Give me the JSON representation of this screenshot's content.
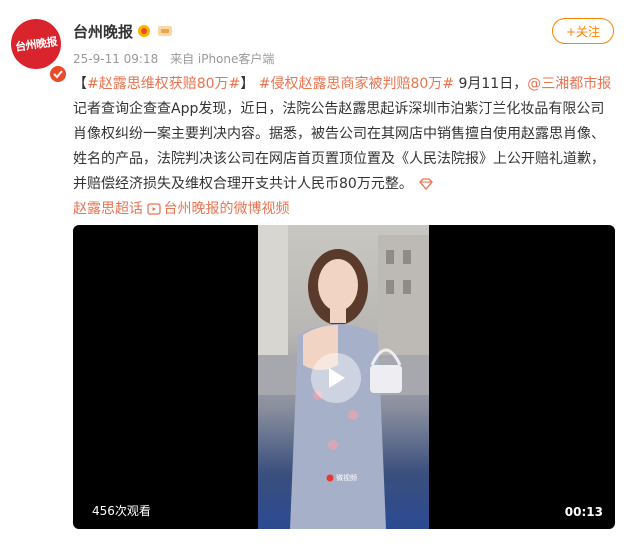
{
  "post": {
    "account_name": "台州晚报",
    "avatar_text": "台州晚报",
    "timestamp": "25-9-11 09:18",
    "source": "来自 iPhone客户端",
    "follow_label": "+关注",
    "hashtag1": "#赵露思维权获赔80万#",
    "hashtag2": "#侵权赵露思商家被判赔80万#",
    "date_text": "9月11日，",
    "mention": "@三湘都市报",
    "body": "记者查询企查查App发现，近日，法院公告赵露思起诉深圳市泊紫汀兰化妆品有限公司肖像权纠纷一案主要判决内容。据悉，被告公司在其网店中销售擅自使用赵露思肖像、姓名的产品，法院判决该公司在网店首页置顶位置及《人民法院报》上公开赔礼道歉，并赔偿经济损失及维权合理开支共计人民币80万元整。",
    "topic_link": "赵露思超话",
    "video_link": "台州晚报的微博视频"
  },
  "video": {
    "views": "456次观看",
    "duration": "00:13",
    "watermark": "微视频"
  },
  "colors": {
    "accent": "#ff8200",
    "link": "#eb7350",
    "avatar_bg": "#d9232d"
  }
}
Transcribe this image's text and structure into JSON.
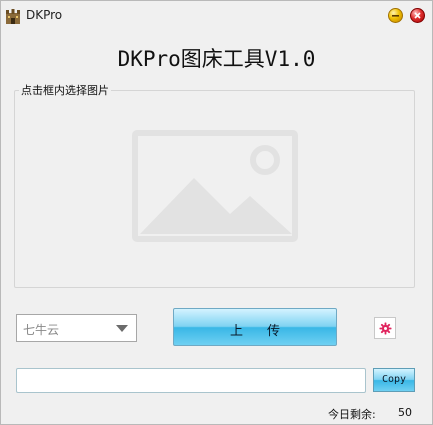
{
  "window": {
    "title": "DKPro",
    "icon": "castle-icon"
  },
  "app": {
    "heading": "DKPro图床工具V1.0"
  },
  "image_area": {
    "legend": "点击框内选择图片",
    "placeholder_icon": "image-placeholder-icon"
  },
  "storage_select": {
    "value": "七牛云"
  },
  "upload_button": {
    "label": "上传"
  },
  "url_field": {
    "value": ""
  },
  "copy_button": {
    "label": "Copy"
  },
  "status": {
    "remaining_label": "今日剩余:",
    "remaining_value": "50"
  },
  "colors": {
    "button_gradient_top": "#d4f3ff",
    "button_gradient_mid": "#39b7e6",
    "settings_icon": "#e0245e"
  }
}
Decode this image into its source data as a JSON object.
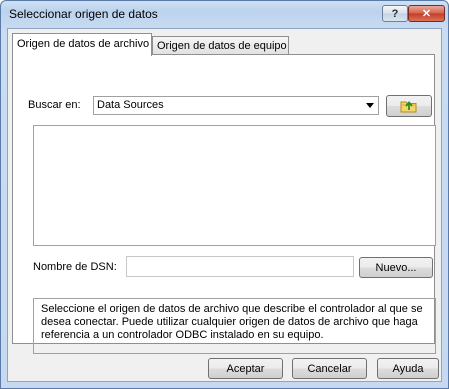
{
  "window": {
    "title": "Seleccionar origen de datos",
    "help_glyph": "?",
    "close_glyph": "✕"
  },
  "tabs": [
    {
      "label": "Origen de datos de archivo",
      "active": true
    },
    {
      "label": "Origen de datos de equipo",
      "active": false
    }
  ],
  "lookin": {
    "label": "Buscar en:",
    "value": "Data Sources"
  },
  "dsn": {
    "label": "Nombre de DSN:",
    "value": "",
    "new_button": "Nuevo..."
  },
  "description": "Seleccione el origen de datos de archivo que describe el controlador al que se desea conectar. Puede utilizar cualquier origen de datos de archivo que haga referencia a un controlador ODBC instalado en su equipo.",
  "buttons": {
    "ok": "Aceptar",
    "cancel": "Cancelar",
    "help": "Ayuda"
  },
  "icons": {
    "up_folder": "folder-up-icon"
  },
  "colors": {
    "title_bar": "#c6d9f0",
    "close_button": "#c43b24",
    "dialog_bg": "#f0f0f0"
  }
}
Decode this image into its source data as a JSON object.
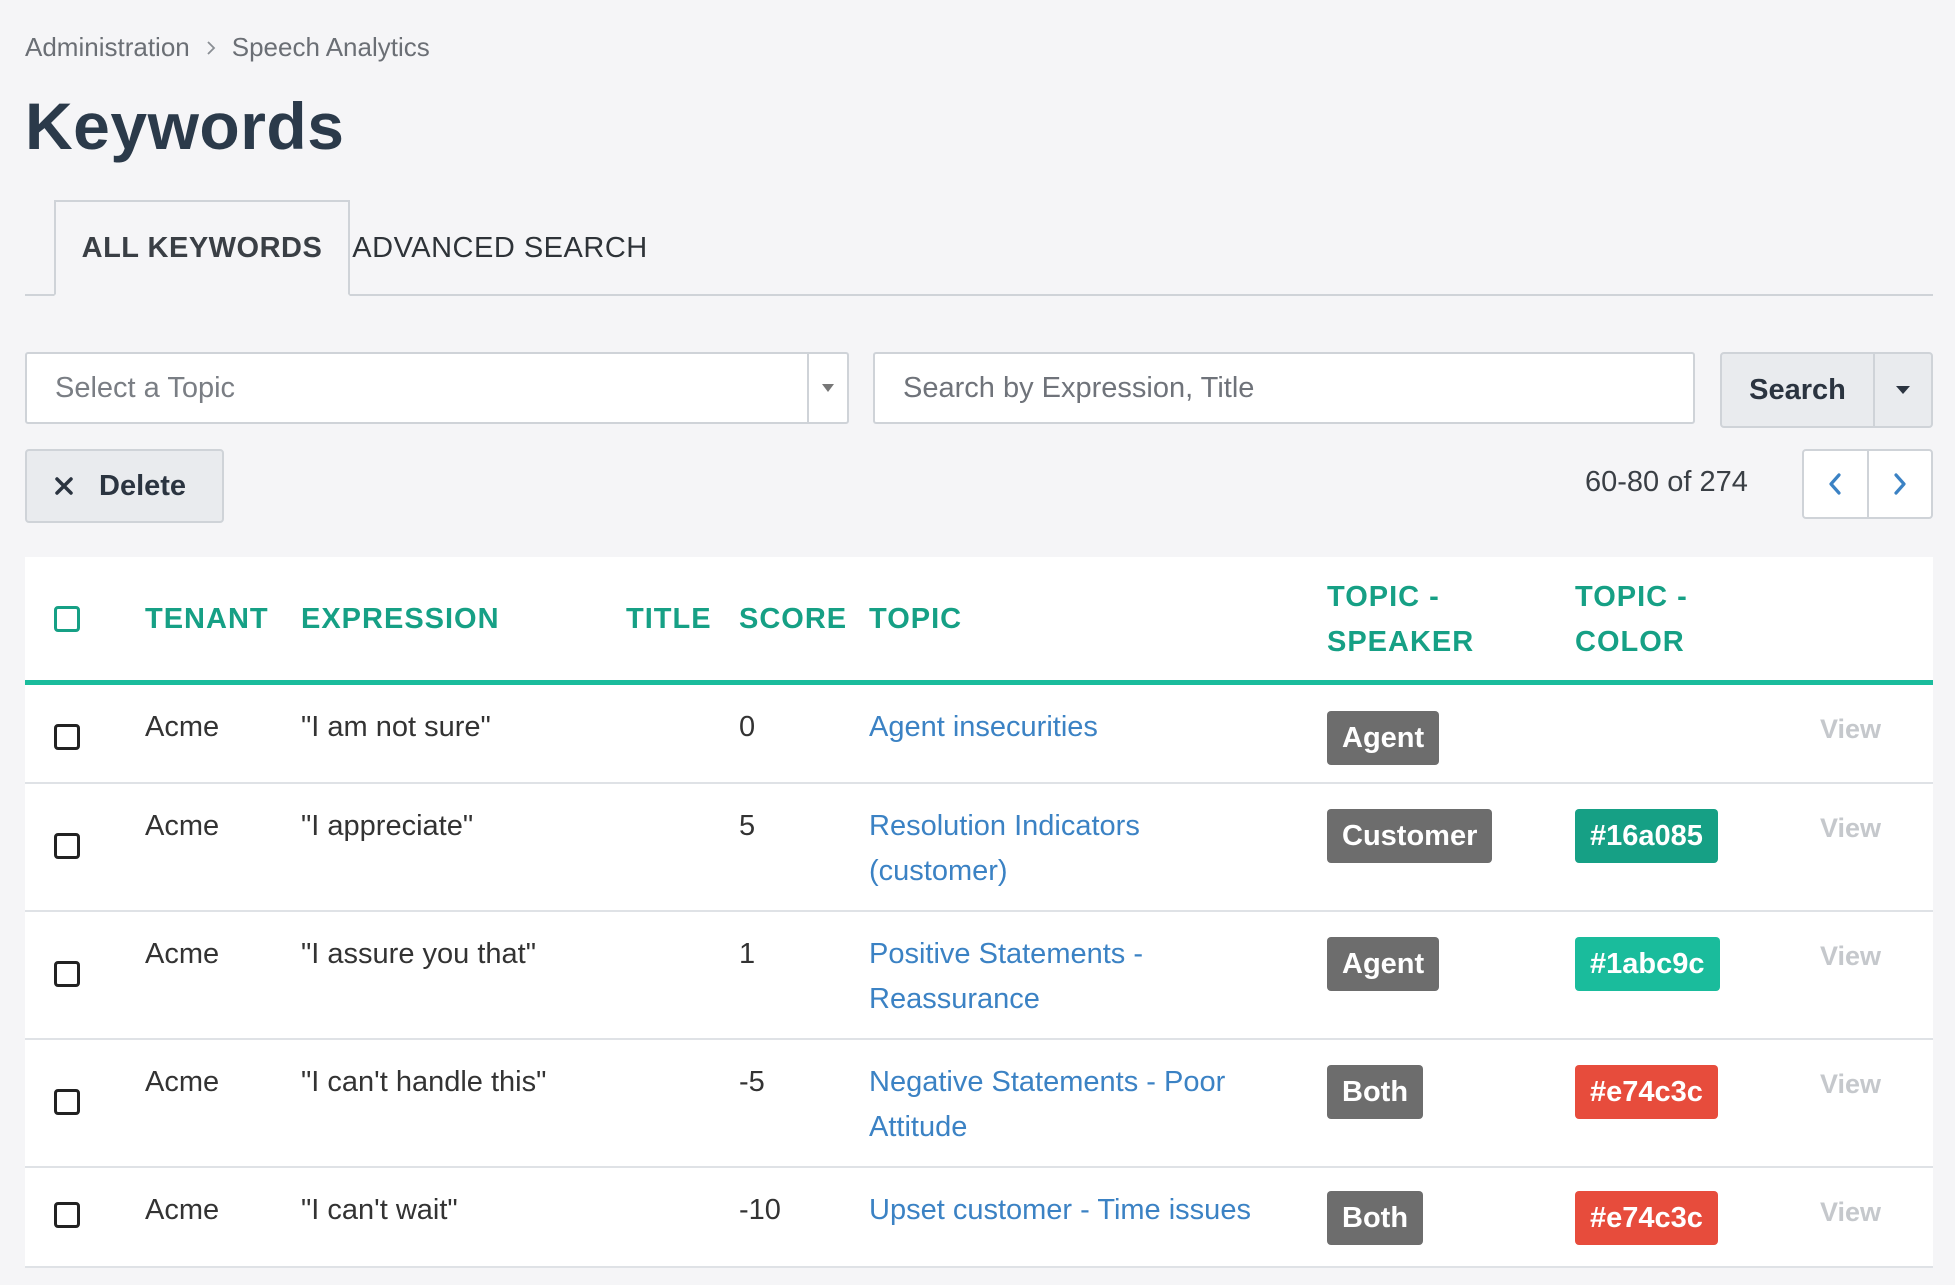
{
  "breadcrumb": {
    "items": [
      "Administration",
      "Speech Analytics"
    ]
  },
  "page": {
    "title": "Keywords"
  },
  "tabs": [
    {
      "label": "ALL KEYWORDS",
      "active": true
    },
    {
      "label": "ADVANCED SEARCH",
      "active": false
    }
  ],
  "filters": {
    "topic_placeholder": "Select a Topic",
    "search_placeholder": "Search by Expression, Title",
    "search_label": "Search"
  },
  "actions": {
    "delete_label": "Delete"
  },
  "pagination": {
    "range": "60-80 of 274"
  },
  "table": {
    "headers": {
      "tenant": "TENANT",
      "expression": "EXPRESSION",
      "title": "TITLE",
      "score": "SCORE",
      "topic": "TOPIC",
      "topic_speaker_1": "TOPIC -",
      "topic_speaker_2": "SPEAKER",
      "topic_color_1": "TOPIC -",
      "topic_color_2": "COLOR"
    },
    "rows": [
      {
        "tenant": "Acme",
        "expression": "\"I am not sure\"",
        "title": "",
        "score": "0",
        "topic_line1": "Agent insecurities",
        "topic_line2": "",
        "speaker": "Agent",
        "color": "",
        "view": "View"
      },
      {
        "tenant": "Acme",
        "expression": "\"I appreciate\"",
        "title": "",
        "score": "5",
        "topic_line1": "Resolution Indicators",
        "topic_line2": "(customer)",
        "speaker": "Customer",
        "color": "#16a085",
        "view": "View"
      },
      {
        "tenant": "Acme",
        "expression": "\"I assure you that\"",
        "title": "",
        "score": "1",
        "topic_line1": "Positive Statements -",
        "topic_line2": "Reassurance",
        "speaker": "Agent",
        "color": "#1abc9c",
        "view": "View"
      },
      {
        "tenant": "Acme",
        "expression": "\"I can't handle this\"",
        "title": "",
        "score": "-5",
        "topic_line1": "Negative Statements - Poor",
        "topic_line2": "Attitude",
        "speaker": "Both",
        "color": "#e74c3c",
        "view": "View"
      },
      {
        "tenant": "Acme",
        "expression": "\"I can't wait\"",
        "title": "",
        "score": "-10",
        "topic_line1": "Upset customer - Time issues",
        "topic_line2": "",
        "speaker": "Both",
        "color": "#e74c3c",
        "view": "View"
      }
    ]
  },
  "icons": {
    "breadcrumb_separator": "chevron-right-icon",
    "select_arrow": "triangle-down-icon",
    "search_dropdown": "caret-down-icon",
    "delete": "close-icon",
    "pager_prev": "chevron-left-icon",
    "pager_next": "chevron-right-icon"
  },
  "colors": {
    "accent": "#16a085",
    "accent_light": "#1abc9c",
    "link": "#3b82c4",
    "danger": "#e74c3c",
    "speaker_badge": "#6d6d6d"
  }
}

**To be done**
From the records given above, reproduce all text exactly and exclude each picture.

**Final result**
Give me the JSON representation of this screenshot's content.
{
  "post": {
    "account_name": "台州晚报",
    "avatar_text": "台州晚报",
    "timestamp": "25-9-11 09:18",
    "source": "来自 iPhone客户端",
    "follow_label": "+关注",
    "hashtag1": "#赵露思维权获赔80万#",
    "hashtag2": "#侵权赵露思商家被判赔80万#",
    "date_text": "9月11日，",
    "mention": "@三湘都市报",
    "body": "记者查询企查查App发现，近日，法院公告赵露思起诉深圳市泊紫汀兰化妆品有限公司肖像权纠纷一案主要判决内容。据悉，被告公司在其网店中销售擅自使用赵露思肖像、姓名的产品，法院判决该公司在网店首页置顶位置及《人民法院报》上公开赔礼道歉，并赔偿经济损失及维权合理开支共计人民币80万元整。",
    "topic_link": "赵露思超话",
    "video_link": "台州晚报的微博视频"
  },
  "video": {
    "views": "456次观看",
    "duration": "00:13",
    "watermark": "微视频"
  },
  "colors": {
    "accent": "#ff8200",
    "link": "#eb7350",
    "avatar_bg": "#d9232d"
  }
}
Transcribe this image's text and structure into JSON.
{
  "window": {
    "title": "DKPro",
    "icon": "castle-icon"
  },
  "app": {
    "heading": "DKPro图床工具V1.0"
  },
  "image_area": {
    "legend": "点击框内选择图片",
    "placeholder_icon": "image-placeholder-icon"
  },
  "storage_select": {
    "value": "七牛云"
  },
  "upload_button": {
    "label": "上传"
  },
  "url_field": {
    "value": ""
  },
  "copy_button": {
    "label": "Copy"
  },
  "status": {
    "remaining_label": "今日剩余:",
    "remaining_value": "50"
  },
  "colors": {
    "button_gradient_top": "#d4f3ff",
    "button_gradient_mid": "#39b7e6",
    "settings_icon": "#e0245e"
  }
}
Decode this image into its source data as a JSON object.
{
  "window": {
    "title": "Seleccionar origen de datos",
    "help_glyph": "?",
    "close_glyph": "✕"
  },
  "tabs": [
    {
      "label": "Origen de datos de archivo",
      "active": true
    },
    {
      "label": "Origen de datos de equipo",
      "active": false
    }
  ],
  "lookin": {
    "label": "Buscar en:",
    "value": "Data Sources"
  },
  "dsn": {
    "label": "Nombre de DSN:",
    "value": "",
    "new_button": "Nuevo..."
  },
  "description": "Seleccione el origen de datos de archivo que describe el controlador al que se desea conectar. Puede utilizar cualquier origen de datos de archivo que haga referencia a un controlador ODBC instalado en su equipo.",
  "buttons": {
    "ok": "Aceptar",
    "cancel": "Cancelar",
    "help": "Ayuda"
  },
  "icons": {
    "up_folder": "folder-up-icon"
  },
  "colors": {
    "title_bar": "#c6d9f0",
    "close_button": "#c43b24",
    "dialog_bg": "#f0f0f0"
  }
}
Decode this image into its source data as a JSON object.
{
  "breadcrumb": {
    "items": [
      "Administration",
      "Speech Analytics"
    ]
  },
  "page": {
    "title": "Keywords"
  },
  "tabs": [
    {
      "label": "ALL KEYWORDS",
      "active": true
    },
    {
      "label": "ADVANCED SEARCH",
      "active": false
    }
  ],
  "filters": {
    "topic_placeholder": "Select a Topic",
    "search_placeholder": "Search by Expression, Title",
    "search_label": "Search"
  },
  "actions": {
    "delete_label": "Delete"
  },
  "pagination": {
    "range": "60-80 of 274"
  },
  "table": {
    "headers": {
      "tenant": "TENANT",
      "expression": "EXPRESSION",
      "title": "TITLE",
      "score": "SCORE",
      "topic": "TOPIC",
      "topic_speaker_1": "TOPIC -",
      "topic_speaker_2": "SPEAKER",
      "topic_color_1": "TOPIC -",
      "topic_color_2": "COLOR"
    },
    "rows": [
      {
        "tenant": "Acme",
        "expression": "\"I am not sure\"",
        "title": "",
        "score": "0",
        "topic_line1": "Agent insecurities",
        "topic_line2": "",
        "speaker": "Agent",
        "color": "",
        "view": "View"
      },
      {
        "tenant": "Acme",
        "expression": "\"I appreciate\"",
        "title": "",
        "score": "5",
        "topic_line1": "Resolution Indicators",
        "topic_line2": "(customer)",
        "speaker": "Customer",
        "color": "#16a085",
        "view": "View"
      },
      {
        "tenant": "Acme",
        "expression": "\"I assure you that\"",
        "title": "",
        "score": "1",
        "topic_line1": "Positive Statements -",
        "topic_line2": "Reassurance",
        "speaker": "Agent",
        "color": "#1abc9c",
        "view": "View"
      },
      {
        "tenant": "Acme",
        "expression": "\"I can't handle this\"",
        "title": "",
        "score": "-5",
        "topic_line1": "Negative Statements - Poor",
        "topic_line2": "Attitude",
        "speaker": "Both",
        "color": "#e74c3c",
        "view": "View"
      },
      {
        "tenant": "Acme",
        "expression": "\"I can't wait\"",
        "title": "",
        "score": "-10",
        "topic_line1": "Upset customer - Time issues",
        "topic_line2": "",
        "speaker": "Both",
        "color": "#e74c3c",
        "view": "View"
      }
    ]
  },
  "icons": {
    "breadcrumb_separator": "chevron-right-icon",
    "select_arrow": "triangle-down-icon",
    "search_dropdown": "caret-down-icon",
    "delete": "close-icon",
    "pager_prev": "chevron-left-icon",
    "pager_next": "chevron-right-icon"
  },
  "colors": {
    "accent": "#16a085",
    "accent_light": "#1abc9c",
    "link": "#3b82c4",
    "danger": "#e74c3c",
    "speaker_badge": "#6d6d6d"
  }
}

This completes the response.